***** SUPPLIED DATA

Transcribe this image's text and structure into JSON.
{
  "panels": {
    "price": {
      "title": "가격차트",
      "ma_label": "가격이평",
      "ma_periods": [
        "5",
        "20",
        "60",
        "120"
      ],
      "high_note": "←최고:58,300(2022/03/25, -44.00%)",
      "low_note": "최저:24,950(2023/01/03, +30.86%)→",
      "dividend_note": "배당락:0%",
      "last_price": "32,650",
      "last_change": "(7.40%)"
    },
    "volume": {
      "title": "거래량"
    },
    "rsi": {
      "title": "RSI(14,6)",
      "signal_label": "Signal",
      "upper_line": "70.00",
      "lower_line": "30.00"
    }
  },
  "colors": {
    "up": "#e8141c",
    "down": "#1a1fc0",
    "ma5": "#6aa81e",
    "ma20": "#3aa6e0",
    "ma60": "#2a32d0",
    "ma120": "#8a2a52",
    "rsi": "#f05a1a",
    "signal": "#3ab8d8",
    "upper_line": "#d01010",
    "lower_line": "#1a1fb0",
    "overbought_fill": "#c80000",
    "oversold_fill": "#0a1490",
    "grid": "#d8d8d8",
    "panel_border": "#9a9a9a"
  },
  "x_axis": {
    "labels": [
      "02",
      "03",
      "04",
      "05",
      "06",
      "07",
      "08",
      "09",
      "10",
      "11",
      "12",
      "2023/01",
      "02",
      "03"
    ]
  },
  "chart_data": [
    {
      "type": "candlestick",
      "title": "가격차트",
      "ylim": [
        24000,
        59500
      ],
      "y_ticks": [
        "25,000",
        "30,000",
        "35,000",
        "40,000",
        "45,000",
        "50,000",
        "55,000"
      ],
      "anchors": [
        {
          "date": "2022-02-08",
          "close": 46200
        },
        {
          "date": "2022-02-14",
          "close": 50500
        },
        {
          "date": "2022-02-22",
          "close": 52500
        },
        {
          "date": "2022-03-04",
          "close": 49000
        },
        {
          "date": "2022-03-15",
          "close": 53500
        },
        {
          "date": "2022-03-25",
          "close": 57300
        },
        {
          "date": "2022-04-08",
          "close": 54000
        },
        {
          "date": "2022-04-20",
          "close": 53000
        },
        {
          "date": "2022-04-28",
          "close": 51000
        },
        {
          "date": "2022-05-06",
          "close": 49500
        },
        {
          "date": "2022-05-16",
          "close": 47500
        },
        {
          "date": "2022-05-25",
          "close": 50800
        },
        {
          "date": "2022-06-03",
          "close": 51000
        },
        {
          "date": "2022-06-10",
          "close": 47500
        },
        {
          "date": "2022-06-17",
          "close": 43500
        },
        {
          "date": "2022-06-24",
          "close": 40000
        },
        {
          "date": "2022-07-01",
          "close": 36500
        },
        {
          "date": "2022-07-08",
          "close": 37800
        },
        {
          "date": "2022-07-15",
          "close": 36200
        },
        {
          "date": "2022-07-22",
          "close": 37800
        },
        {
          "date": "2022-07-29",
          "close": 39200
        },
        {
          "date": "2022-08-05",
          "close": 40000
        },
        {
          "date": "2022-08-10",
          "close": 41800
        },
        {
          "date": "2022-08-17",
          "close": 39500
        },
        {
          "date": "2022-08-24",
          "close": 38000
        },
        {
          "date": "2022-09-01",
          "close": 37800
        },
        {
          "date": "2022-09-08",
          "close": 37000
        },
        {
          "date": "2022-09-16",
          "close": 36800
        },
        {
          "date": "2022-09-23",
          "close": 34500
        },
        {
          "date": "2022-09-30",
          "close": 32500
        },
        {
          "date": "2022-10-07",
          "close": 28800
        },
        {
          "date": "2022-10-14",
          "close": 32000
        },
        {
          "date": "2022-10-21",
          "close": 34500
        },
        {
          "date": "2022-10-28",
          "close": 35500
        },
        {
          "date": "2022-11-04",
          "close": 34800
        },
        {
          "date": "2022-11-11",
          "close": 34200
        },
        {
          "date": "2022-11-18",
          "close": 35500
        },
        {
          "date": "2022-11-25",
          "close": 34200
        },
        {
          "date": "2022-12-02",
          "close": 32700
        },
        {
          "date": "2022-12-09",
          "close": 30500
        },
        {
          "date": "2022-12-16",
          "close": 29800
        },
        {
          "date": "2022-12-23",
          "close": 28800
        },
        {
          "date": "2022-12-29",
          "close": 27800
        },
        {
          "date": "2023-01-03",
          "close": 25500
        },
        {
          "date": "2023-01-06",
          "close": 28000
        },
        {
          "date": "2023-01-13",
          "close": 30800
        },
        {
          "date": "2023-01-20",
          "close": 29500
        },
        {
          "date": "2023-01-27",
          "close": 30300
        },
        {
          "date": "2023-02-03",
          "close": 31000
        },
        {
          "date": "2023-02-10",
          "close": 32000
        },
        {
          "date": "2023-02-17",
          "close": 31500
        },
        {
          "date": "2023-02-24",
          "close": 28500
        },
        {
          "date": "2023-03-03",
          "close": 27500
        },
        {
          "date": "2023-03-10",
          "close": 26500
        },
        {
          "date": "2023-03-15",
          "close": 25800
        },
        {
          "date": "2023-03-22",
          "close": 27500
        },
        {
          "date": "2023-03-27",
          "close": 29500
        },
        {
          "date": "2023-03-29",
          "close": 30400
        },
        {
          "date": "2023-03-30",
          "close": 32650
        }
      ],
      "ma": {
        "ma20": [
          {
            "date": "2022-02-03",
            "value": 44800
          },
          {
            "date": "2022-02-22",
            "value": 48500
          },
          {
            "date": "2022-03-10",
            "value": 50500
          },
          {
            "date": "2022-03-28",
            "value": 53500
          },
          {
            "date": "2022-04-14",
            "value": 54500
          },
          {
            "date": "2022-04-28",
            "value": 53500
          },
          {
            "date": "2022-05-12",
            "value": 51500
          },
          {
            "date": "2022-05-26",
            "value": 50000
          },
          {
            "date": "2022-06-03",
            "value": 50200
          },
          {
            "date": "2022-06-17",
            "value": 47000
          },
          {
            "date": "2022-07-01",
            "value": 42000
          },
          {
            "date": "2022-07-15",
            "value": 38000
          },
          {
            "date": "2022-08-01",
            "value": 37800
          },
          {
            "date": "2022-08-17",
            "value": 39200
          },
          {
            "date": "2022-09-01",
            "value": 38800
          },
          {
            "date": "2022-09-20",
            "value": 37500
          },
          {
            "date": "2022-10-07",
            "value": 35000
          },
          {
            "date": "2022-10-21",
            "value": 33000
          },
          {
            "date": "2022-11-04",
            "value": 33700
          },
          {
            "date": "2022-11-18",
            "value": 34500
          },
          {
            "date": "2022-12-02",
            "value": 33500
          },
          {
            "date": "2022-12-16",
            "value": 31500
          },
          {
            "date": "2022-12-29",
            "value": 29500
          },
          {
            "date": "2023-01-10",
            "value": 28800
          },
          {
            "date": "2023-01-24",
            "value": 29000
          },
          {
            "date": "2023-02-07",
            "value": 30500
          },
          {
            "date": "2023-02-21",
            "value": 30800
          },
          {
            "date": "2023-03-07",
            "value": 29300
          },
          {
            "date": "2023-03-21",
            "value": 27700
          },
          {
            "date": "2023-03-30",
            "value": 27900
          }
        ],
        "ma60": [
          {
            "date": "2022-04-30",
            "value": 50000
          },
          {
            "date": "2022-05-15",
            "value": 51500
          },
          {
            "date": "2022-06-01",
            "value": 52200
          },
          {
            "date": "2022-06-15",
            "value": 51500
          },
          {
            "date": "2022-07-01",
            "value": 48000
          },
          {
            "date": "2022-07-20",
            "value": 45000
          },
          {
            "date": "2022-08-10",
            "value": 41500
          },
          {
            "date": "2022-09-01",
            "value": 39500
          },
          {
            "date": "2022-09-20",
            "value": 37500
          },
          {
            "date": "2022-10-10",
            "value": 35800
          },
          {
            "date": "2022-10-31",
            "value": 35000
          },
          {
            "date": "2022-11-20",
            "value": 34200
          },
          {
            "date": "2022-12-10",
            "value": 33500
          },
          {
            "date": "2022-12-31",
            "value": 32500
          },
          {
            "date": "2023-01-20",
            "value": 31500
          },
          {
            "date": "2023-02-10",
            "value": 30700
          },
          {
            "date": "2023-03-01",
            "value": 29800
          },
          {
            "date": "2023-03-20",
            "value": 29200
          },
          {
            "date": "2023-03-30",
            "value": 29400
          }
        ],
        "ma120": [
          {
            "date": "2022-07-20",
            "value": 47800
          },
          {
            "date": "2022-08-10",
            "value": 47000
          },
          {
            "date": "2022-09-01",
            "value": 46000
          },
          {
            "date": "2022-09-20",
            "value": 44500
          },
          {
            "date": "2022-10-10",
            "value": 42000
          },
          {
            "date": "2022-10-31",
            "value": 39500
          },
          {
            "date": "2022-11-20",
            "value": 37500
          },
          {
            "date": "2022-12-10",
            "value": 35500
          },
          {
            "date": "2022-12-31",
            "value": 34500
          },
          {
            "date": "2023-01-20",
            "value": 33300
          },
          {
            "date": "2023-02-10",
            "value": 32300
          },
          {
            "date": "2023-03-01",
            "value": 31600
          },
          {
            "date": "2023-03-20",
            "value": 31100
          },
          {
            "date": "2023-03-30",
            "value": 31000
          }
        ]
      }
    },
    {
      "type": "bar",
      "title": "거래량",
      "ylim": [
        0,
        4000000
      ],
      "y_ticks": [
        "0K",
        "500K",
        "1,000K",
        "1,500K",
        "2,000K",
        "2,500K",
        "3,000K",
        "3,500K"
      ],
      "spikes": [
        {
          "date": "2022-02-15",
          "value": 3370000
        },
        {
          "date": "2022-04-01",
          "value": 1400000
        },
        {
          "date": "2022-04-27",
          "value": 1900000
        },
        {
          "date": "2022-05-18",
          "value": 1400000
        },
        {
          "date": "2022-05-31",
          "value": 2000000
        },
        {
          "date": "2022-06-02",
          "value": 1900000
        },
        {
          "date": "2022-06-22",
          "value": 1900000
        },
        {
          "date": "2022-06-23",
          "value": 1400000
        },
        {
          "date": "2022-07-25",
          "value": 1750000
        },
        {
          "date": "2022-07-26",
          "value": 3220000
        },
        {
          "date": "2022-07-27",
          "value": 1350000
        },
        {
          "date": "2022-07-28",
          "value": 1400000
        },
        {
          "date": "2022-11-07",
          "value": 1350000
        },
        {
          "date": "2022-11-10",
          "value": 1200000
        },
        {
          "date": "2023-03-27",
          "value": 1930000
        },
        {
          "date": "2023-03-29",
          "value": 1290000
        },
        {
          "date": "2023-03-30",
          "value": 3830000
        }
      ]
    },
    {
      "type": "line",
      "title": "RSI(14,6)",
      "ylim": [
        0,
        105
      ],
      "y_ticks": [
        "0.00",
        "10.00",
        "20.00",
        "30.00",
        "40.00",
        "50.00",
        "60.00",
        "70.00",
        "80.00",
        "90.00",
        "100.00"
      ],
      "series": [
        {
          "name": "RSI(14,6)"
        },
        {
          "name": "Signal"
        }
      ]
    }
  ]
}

**********

INSTRUCTIONS FOR THE TASK: Some lines of the data may hold the word "type". Say how many do, with nothing else.

SOLUTION TO THIS PROBLEM: 3